▶ [TEXTO]:
▬▬▬▬▬▬

Fue entonces cuando el niño maleducado y consentido que vive dentro de ese gorila tatuado y gordo en que se ha convertido Maradona, no pudo soportar más. Tuvo lugar así la conflagración clásica de esa dualidad que caracteriza a todo conflicto psicótico: amor y odio sin posibilidad de separación. Amor paternal a Messi, su hijo futbolístico, y odio a ese vástago que hoy aparece ocupando “el lugar del padre”.

Maradona lo consiguió: un día después del partido en el que a Sampaoli y su tropa se les iba la vida, las fotos de todos los periódicos del mundo aparecieron centradas en las aberraciones de Maradona y no en la genialidad de Messi.

Escribo estas líneas solo como un intento de fijar algunas ideas evidenciadas por Maradona en su lamentable espectáculo mediático. Ese que fue la cristalización de lo que ha sido su vida desde que llegó al mundo, allá en la Villa Fiorito, uno de los barrios más pobres del antiguo Buenos Aires.

Su relación íntima con la pelota de trapo, después de cuero, su llegada a Argentinos Juniors, el apelativo de “pibe de oro” con que la prensa lo bautizó desde su debut, y luego una carrera de triunfos y goles imposibles de resumir en un itinerario que pasa por Boca, sigue por el Barça, y culmina trágicamente en Nápoles, donde se convertiría en el icono de una rebelión popular en formato futbolístico en contra del norte italiano, pero también en víctima de los tentáculos de los capos de la “camorra” quienes le envenenaron el cuerpo y el alma a punta de cocaína.

▬▬▬▬▬▬

▶ [Datos de comprensión de documentos]:
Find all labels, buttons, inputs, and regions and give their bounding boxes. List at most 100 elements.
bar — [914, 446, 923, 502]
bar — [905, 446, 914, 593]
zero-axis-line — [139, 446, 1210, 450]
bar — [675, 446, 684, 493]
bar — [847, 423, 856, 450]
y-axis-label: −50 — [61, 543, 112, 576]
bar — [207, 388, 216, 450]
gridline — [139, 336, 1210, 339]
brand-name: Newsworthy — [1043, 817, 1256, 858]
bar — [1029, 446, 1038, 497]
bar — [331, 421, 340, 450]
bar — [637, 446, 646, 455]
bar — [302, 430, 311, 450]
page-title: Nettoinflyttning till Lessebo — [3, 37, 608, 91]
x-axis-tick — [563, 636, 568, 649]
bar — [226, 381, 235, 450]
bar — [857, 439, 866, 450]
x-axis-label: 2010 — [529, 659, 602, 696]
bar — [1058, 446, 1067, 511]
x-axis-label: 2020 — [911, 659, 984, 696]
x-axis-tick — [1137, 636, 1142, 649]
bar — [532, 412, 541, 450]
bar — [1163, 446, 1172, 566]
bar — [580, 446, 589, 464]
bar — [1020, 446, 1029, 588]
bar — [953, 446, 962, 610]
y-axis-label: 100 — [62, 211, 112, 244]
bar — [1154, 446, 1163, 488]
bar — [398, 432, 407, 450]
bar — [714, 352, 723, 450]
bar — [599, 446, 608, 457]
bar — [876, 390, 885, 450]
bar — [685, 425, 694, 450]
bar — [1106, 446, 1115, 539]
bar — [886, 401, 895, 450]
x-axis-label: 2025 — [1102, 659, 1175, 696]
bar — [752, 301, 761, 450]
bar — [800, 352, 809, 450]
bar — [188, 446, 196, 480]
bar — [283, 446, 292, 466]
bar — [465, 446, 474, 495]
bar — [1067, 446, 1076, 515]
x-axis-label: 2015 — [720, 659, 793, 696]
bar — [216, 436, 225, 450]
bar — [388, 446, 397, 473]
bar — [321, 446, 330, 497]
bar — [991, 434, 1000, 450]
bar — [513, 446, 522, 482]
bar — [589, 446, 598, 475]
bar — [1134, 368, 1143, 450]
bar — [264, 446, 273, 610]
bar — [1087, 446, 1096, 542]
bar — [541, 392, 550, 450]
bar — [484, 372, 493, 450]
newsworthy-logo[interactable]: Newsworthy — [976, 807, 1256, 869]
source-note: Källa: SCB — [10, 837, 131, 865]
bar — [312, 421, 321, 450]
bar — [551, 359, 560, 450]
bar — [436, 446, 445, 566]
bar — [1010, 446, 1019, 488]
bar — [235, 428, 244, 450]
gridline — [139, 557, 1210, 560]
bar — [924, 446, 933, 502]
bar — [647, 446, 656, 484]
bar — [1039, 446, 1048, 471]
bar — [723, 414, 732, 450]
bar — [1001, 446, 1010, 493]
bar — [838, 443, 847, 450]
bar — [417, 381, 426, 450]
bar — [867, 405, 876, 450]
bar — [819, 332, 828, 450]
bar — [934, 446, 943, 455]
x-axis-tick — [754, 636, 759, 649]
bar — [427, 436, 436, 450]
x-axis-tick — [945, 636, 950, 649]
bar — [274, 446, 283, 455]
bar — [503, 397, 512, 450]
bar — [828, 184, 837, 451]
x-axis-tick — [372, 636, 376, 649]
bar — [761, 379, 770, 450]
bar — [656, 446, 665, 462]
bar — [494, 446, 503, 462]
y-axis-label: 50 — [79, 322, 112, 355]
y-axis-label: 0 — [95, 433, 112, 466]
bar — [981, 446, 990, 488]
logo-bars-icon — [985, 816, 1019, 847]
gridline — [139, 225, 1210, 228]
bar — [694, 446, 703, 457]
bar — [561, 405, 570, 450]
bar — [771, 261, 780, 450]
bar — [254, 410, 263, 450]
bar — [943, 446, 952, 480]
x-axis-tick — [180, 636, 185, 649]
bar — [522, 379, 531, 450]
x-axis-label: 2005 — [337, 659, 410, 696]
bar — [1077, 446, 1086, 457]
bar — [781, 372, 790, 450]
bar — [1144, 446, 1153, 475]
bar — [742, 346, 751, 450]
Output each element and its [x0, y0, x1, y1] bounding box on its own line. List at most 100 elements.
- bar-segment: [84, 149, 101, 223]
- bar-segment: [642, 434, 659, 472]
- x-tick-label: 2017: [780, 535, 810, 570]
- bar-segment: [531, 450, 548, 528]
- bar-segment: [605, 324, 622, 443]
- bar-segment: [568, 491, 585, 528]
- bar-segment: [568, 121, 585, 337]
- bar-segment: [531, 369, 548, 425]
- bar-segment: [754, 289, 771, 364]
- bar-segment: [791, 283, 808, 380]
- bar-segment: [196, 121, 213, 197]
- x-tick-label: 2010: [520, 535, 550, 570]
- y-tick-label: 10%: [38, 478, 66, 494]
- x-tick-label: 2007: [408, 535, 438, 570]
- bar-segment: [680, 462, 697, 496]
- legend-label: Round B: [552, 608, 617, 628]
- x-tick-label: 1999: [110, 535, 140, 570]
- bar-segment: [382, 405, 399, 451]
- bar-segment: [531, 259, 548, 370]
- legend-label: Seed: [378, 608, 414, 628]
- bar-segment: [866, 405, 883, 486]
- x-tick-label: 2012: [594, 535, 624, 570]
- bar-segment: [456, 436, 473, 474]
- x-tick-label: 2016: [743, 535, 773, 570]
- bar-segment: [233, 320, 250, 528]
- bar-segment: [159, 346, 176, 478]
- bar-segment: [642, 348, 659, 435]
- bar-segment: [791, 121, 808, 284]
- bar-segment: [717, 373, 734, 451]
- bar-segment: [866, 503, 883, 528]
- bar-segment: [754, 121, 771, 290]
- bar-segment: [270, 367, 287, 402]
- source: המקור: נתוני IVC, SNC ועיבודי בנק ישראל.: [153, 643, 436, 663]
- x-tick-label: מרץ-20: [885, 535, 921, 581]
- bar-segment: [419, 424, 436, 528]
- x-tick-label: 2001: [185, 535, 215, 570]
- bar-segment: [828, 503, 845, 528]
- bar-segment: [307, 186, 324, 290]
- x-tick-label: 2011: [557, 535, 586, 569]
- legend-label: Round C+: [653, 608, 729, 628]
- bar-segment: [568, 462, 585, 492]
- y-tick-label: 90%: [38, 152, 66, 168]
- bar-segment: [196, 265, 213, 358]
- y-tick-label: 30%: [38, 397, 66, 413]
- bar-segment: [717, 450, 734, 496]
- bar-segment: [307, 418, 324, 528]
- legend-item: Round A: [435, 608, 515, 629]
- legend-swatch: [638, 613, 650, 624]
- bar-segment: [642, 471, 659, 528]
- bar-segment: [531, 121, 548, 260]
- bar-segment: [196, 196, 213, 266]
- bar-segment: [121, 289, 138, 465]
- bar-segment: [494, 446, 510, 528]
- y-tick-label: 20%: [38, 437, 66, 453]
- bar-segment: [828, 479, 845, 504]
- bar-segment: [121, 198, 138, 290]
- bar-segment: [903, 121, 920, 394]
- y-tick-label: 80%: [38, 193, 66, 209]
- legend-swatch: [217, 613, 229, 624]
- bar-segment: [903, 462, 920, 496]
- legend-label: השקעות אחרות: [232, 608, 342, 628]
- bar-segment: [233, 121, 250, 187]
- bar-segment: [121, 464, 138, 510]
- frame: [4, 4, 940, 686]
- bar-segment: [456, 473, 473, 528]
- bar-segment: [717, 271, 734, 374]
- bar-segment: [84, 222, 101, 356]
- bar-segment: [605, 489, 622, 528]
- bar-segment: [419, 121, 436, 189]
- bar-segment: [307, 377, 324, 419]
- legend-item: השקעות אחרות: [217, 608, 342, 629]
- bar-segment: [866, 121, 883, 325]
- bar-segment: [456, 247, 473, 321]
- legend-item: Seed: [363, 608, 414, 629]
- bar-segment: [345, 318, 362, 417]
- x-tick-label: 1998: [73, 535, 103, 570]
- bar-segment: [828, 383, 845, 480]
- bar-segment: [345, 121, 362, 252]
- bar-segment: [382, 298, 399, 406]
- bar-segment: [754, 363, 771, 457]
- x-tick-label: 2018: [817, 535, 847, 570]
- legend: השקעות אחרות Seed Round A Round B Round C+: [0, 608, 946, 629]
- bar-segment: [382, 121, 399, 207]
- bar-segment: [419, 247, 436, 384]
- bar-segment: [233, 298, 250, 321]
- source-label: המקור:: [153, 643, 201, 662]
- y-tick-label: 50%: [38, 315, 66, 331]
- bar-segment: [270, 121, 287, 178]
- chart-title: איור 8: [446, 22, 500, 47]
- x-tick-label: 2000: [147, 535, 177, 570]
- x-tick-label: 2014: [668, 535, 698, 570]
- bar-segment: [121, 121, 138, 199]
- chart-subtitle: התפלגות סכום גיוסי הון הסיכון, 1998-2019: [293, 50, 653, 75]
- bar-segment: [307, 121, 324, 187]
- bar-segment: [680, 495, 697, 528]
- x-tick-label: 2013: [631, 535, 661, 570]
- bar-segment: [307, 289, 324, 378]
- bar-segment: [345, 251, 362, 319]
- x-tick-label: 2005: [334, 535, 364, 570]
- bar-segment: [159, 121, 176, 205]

▬▬▬▬▬▬

▶ [CONSIGNA]: Enumera todas las personas que aparecen mencionadas por su nombre en el texto sobre Maradona.

▶ [RESULTADO]: Maradona, Messi, Sampaoli